• TEXT PASSAGE:
↓

First I would go to the Change Log, scroll go the very beginning of it, and look at all the changes dated 2012. The information there is what was directly imported from New Family Search. If all those entries look to be for a single person then you are in luck because that means all the errors you are seeing took place in Family Tree and can be reversed. However, if the 2012 information clearly is a mix of several people, then you will have to start over with some of the profiles because you won't be able to easily separate out things that happened prior to 2012 in New Family Search, the immediate predecessor to Family Tree.
Next, I would, still in the Change Log, click the filter button and select Merges from the options there and see how many merges have been involved in what you see. I'll need to make up an example to explain this.
Let's name the current profile A. Looking at merges, we see that profiles B, C, D, and E have been merged into A. Write down the four ID numbers then use those ID numbers to go to the deleted/archived profiles. You can't see much of the information on them directly, but you can everything in their Change Logs. Again filtering for merges, we see that profiles F and G were merged into B; C has no merges; profiles H, I, J, and K were merged into D; and E has no merges. Again write down all the ID numbers and check those where we see that F, G, H, I, and J had no merges but L and M were merged into K. Now checking L and M we see they had no merges.
Now you have a list of the ID numbers for A, B, C, D, E, F, G, H, I , J, K, L, and M. What is important to remember, is that when a record is merged into another one, it is frozen in it's pre-merge state. Nothing else can happen to it. That means that C, E, F, G, H, I, J, L, M are still exactly what they were before the merge. Suddenly things look quite doable.

↑

• TRY IT:
Please carry the text on sorting out merged Family Tree profiles further, starting right after its last sentence. The records are separate material and have no connection to the text.

• ENTRIES SUPPLIED:
↓

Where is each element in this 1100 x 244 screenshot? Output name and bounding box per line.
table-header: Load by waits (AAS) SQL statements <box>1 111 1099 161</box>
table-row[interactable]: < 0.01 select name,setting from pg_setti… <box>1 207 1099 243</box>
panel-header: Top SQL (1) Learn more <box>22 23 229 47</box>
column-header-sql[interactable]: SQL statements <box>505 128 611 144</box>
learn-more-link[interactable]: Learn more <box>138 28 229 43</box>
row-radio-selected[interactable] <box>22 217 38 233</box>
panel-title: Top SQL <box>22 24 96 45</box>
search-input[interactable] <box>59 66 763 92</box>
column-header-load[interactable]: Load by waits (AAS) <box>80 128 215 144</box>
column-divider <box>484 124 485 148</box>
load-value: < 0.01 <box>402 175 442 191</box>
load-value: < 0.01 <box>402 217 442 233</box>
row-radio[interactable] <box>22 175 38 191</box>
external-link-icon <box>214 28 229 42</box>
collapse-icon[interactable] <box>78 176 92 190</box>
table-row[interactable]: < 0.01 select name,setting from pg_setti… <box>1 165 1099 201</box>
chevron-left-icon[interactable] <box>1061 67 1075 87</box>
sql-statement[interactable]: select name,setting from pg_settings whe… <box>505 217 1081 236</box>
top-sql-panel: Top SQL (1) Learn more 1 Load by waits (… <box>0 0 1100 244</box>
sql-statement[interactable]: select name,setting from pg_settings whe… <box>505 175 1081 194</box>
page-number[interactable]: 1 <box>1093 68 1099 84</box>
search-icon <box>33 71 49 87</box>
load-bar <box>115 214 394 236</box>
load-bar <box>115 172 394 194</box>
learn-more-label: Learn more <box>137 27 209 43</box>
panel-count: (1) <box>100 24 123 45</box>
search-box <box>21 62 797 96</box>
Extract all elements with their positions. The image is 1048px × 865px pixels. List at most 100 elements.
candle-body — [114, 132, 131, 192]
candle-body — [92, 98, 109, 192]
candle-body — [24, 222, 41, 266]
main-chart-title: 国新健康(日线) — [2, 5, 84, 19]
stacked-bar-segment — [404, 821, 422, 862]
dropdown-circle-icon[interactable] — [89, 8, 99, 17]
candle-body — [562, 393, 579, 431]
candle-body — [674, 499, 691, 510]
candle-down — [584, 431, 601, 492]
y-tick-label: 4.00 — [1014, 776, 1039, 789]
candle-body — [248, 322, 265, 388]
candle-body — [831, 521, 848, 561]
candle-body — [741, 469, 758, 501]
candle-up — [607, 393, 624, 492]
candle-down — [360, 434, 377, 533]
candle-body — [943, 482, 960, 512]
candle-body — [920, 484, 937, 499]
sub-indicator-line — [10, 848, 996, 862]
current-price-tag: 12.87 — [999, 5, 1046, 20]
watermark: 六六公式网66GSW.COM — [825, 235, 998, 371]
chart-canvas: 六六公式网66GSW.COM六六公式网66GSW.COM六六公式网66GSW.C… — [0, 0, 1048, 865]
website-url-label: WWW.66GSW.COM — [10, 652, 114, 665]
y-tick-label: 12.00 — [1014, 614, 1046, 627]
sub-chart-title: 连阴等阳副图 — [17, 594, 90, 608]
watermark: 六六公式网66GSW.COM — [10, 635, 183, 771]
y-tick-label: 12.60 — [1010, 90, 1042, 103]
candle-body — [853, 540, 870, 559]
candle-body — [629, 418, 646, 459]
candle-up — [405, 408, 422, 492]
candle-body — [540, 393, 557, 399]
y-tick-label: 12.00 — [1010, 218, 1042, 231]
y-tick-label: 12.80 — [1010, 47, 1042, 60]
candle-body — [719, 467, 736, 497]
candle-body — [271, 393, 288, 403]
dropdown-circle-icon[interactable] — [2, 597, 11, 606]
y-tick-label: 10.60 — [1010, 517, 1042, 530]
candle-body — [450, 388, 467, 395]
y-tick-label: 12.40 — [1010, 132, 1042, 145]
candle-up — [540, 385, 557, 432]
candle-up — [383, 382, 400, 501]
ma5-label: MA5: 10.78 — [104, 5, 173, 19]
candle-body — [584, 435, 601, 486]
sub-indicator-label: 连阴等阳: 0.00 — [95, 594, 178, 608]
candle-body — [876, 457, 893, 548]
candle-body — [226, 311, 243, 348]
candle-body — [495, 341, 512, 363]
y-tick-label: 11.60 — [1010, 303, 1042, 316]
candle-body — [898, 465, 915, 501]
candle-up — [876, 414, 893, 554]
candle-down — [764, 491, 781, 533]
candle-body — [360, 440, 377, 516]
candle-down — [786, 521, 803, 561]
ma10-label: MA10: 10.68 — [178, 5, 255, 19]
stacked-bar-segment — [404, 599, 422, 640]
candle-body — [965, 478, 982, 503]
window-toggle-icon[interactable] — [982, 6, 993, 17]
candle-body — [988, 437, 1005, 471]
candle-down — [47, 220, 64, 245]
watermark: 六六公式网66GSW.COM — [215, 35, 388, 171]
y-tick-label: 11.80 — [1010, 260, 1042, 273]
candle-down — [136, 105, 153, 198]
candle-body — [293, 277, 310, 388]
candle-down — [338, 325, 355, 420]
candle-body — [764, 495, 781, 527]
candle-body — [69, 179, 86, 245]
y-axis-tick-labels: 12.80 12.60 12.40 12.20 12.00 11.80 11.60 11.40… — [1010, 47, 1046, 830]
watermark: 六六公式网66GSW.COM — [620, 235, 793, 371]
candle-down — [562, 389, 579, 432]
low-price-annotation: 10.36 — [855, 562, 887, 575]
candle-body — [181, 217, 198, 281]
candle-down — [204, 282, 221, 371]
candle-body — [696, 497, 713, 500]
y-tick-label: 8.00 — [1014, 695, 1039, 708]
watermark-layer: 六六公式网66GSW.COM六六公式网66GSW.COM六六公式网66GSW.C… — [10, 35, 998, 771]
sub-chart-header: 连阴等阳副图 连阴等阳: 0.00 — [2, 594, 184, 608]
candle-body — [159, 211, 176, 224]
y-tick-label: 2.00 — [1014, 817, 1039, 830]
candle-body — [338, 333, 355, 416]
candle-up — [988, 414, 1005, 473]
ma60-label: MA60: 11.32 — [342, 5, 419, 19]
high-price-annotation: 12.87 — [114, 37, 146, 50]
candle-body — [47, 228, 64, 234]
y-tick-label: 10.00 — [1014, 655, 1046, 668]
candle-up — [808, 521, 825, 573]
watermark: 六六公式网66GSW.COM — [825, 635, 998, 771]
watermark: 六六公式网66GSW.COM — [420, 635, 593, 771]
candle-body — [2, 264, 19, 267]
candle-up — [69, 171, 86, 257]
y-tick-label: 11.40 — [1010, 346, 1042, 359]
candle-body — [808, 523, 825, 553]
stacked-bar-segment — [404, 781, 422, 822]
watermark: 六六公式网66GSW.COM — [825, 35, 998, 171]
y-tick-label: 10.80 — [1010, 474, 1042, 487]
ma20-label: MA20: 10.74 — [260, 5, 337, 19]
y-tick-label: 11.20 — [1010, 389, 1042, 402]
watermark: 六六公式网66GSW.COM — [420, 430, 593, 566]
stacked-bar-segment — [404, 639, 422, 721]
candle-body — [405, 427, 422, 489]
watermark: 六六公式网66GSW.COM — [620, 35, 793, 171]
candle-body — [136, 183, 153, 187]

↑

• THE ANSWER:
I find it works best to work backwards, that is, at the end of the merge tree.
So I would go to profile M and click Restore. You now have that profile back as it was prior to the merge and you can use it to remove all information in profile A that clearly came from M. Do the same with profile L to restore it and remove its information from A.
Now you can restore profile K. It will probably have information from M and L that will need to be removed. Then proceed up the list.
After separating out the various original profiles, you may see that you really don't have to fix all that much more.
However, you will see in this process that often relationships don't restore very well. Usually you have to go into the Change Log of children and spouses and scroll to the early entries to see who their original parents or spouse was and manually transfer them back to the right spot.
The new Merge Analysis View you will sometimes see in the Change Log can be very useful because sometime there you can see that a merge was clearly correct and not have to undo that one. This is really useful when you have a long list of merges that were to combine a batch of child-parent twigs (family groups consisting of just a mother, father, and one child) into a full family.
Now that you have a separated set of profiles you can further clean up each one, remerge any that really are for the same person, and get sources moved to just the profiles they belong to. You need to get rid of any stray information that might trigger the duplicates routine to suggest that the profiles you just separated are possible duplicates.
I actually find this kind of work to be sort of fun.
If you have not done much with the Change Log or with restoring conflated profiles, these videos would be very good investment of your time:
- https://fh.lib.byu.edu/2022/08/19/understanding-intended-identity-the-key-to-fixing-and-avoiding-problems-in-family-tree-kathryn-grant-18-august-2022/
- https://fh.lib.byu.edu/2020/09/10/mysteries-of-the-change-log-revealed-kathryn-grant-9-sept-2020/
Sometimes if things are too big of a mess, you may end up deciding to just find the profiles out of all the ones that have been merged that are for the person you are interested in, restore just those profiles and merge them properly, remove any information pertaining to your profile from the A profile, and leave the rest for someone else to deal with.